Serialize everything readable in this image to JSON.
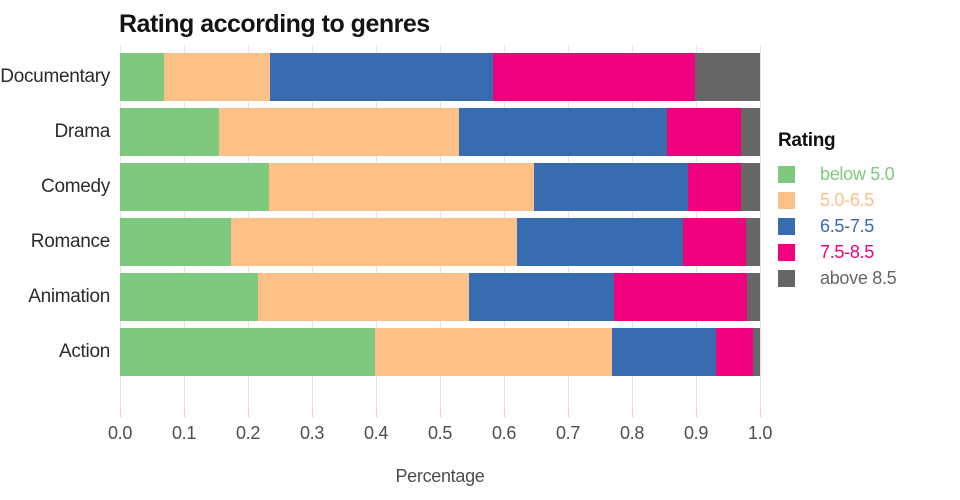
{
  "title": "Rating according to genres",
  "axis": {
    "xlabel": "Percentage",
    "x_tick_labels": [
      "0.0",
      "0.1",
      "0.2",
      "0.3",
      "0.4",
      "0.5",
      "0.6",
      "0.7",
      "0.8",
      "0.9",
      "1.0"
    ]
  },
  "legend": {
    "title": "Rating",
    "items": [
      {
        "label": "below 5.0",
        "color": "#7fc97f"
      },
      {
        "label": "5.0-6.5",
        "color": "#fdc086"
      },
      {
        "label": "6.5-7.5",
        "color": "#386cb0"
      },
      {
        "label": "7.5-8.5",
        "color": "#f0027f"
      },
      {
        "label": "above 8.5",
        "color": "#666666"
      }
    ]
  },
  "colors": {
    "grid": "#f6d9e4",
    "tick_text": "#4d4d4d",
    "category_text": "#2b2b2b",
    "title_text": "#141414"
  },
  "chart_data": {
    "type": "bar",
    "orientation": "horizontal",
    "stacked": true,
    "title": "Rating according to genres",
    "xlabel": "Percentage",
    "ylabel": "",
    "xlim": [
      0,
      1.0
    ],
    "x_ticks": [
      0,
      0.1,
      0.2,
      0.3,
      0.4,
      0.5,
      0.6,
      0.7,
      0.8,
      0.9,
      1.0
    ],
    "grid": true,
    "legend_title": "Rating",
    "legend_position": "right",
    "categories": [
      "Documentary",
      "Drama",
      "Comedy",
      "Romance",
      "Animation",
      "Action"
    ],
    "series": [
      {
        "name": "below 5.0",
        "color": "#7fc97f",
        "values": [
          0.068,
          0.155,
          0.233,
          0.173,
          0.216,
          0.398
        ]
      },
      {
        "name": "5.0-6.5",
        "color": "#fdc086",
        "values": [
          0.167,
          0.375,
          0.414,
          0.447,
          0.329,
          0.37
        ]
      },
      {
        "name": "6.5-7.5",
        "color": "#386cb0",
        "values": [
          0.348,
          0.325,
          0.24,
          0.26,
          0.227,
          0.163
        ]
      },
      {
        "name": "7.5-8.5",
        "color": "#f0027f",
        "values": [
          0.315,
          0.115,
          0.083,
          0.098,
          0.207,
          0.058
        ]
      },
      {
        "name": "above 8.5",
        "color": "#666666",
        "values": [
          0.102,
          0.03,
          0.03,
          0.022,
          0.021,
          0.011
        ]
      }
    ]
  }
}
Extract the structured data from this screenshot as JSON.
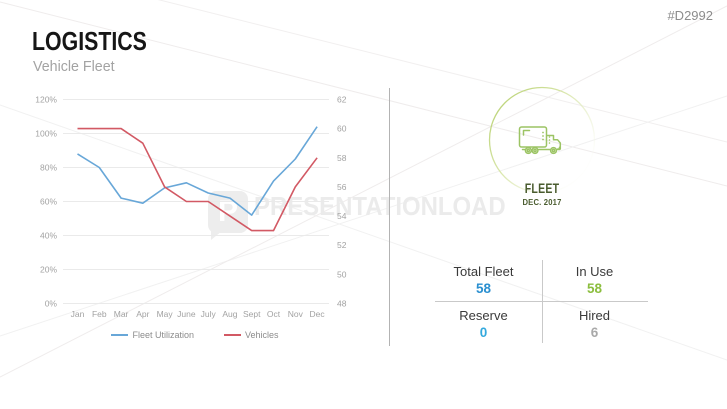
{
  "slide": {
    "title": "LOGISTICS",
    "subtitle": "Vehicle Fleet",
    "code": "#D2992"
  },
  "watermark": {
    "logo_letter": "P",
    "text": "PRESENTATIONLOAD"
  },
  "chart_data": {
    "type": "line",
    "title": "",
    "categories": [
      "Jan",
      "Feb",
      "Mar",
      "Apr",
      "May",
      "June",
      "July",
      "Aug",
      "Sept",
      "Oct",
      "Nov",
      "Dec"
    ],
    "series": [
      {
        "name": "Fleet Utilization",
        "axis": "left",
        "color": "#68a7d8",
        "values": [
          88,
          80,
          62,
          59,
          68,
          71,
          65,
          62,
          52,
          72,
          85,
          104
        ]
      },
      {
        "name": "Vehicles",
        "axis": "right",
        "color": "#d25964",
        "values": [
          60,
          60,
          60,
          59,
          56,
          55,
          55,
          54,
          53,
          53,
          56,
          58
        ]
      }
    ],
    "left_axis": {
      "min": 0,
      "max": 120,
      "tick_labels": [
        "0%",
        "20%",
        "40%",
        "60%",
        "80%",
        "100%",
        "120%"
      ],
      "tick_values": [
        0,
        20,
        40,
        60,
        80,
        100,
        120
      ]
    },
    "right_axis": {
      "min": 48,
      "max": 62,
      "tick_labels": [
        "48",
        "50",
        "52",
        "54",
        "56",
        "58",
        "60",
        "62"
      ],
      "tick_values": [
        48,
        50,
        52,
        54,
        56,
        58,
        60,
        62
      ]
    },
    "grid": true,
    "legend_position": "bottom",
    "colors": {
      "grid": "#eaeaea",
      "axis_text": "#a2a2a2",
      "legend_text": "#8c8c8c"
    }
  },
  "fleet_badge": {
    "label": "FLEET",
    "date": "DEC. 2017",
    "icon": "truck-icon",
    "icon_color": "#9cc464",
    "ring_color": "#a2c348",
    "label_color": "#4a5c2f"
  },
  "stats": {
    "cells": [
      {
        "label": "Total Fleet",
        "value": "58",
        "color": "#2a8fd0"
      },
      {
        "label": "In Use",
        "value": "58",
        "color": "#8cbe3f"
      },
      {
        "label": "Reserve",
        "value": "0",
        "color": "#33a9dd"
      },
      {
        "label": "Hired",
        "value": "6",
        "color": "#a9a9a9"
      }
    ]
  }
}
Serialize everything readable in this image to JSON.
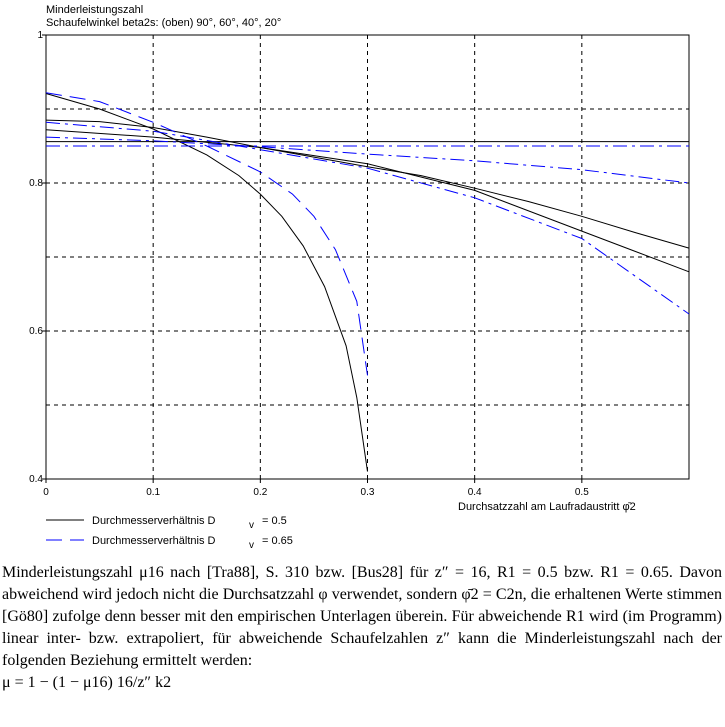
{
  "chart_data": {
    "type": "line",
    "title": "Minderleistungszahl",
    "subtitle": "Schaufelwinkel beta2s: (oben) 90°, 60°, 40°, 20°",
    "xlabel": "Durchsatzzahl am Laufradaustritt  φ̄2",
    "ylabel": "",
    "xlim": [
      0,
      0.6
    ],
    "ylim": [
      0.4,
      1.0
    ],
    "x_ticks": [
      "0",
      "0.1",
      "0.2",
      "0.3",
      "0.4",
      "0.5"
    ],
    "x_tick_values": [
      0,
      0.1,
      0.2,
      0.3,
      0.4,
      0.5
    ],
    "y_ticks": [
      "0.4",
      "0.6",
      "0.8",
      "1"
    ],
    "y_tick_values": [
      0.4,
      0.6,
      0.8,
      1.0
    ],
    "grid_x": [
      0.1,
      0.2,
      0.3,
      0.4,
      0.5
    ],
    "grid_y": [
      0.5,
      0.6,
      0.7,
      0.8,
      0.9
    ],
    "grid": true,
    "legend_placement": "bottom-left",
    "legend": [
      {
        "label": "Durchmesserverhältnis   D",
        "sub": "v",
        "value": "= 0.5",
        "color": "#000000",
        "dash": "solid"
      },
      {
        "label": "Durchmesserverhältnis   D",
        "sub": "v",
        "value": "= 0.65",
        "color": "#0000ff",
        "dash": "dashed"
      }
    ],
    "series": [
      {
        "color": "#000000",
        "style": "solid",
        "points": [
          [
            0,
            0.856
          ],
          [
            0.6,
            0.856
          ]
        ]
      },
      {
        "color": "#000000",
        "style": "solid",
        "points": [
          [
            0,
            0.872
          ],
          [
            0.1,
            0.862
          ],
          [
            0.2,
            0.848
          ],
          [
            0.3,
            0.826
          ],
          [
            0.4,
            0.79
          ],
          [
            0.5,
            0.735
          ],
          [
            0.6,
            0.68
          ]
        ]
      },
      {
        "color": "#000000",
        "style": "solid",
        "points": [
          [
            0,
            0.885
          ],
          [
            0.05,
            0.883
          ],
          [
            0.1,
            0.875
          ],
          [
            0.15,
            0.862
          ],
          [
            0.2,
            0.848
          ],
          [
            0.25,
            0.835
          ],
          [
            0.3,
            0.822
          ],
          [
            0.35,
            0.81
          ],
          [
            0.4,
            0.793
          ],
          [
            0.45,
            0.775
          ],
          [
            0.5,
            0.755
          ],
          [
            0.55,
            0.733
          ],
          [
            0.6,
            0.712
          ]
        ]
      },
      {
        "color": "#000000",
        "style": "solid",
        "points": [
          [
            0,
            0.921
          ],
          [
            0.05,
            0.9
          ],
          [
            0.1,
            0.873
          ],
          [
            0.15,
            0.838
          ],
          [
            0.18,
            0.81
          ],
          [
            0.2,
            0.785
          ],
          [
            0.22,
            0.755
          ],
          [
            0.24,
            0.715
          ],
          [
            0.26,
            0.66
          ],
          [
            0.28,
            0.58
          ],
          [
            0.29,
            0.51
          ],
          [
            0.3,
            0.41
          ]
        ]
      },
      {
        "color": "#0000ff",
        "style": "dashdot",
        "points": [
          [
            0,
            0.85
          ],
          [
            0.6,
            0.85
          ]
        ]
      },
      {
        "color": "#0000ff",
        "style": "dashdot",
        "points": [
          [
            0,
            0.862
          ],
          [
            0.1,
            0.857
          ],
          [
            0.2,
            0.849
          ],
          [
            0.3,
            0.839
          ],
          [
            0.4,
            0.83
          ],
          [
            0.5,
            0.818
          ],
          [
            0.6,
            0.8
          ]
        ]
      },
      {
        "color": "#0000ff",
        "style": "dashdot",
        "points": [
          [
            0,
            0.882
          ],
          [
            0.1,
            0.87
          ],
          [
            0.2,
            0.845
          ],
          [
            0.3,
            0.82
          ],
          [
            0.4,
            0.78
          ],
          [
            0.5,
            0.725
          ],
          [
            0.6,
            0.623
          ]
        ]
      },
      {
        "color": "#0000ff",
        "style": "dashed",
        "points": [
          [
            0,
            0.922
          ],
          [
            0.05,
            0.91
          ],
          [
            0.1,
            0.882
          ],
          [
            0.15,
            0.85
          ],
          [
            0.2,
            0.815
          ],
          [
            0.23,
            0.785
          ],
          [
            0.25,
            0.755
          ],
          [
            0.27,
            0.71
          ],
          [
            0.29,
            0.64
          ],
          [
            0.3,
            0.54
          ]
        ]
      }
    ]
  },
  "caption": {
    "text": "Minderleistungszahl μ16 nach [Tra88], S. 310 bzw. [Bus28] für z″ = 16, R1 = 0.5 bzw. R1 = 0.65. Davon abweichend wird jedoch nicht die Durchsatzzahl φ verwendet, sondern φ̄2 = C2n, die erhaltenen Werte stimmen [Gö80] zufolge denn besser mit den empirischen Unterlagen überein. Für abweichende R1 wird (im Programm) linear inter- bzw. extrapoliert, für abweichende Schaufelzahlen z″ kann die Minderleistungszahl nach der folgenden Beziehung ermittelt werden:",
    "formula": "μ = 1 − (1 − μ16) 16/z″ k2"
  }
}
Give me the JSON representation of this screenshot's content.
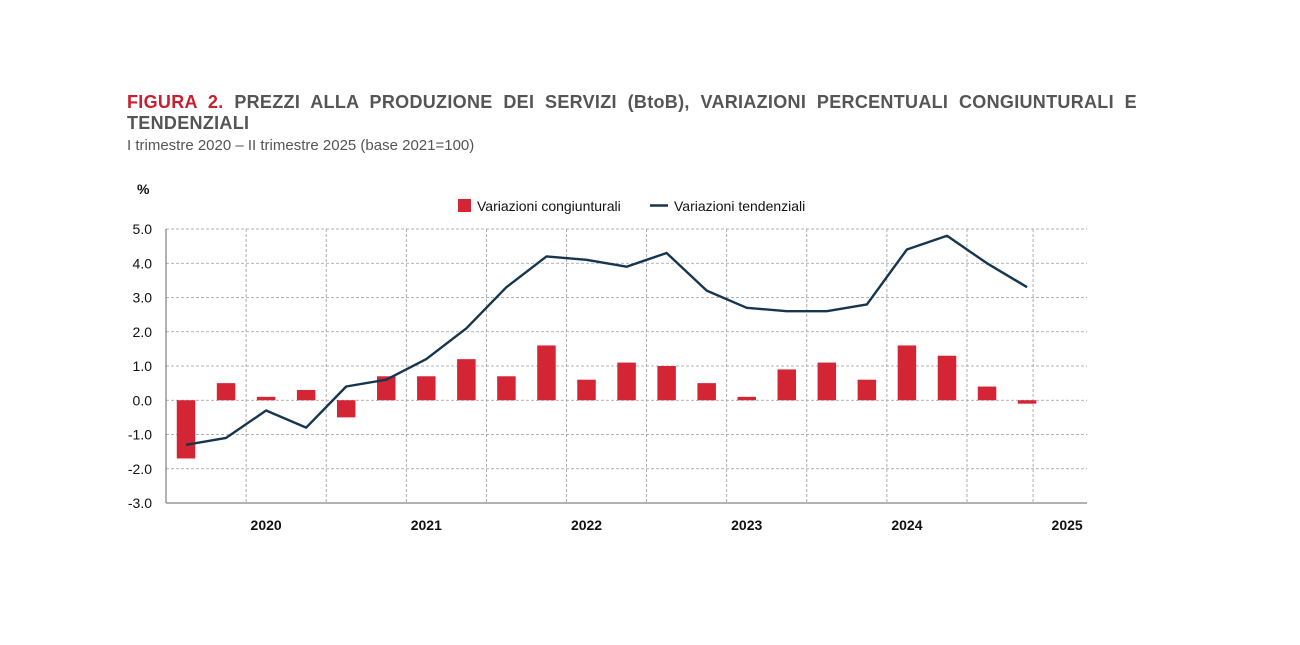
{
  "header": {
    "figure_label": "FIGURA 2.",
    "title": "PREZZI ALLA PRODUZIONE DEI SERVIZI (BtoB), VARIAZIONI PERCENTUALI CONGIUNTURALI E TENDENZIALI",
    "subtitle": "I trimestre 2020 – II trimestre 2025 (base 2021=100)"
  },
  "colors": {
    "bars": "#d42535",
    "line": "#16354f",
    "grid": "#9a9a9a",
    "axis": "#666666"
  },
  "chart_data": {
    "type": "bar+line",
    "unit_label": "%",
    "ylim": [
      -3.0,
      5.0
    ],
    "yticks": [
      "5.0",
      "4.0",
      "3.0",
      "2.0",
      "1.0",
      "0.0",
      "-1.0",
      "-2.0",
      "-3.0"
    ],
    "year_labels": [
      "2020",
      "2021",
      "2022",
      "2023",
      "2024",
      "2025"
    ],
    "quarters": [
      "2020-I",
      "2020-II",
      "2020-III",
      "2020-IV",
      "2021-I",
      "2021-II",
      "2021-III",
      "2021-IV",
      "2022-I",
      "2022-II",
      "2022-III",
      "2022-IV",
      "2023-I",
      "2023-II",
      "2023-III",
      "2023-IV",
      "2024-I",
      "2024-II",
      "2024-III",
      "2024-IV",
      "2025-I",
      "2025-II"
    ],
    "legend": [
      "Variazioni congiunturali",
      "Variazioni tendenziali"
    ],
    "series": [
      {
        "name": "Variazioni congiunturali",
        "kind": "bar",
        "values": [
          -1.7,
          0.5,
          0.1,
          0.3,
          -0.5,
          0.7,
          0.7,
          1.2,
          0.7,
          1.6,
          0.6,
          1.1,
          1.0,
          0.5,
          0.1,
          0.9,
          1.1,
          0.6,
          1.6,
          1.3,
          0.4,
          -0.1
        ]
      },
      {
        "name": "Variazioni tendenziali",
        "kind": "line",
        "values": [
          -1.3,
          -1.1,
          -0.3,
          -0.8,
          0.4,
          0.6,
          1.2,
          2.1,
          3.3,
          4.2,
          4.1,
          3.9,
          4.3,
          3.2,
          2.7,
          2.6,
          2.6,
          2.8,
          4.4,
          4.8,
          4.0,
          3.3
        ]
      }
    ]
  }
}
**********
◆ **What is asked**
Pick out the lines above that hold the string "name" and show them.

◆ **Output below**
        "name": "below 5.0",
        "name": "5.0-6.5",
        "name": "6.5-7.5",
        "name": "7.5-8.5",
        "name": "above 8.5",
        "name": "Fleet Utilization",
        "name": "Vehicles",
        "name": "Variazioni congiunturali",
        "name": "Variazioni tendenziali",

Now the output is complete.